[Extracted data entries]
>> start
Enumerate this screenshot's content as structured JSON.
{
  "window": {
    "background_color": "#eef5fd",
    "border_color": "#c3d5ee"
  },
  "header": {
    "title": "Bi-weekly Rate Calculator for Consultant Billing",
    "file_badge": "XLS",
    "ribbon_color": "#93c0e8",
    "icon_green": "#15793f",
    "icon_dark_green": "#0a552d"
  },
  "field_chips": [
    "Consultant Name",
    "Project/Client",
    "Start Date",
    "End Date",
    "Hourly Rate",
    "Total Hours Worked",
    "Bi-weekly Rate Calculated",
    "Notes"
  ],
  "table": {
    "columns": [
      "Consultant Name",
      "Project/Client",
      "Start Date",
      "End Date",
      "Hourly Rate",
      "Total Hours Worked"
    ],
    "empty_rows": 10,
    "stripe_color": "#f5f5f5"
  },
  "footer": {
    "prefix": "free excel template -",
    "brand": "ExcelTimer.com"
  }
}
>> end
• **Exercise task**: Gather up every line in the data above that contains the word "Date", copying each one.

• **Task answer**:
    "Start Date",
    "End Date",
      "Start Date",
      "End Date",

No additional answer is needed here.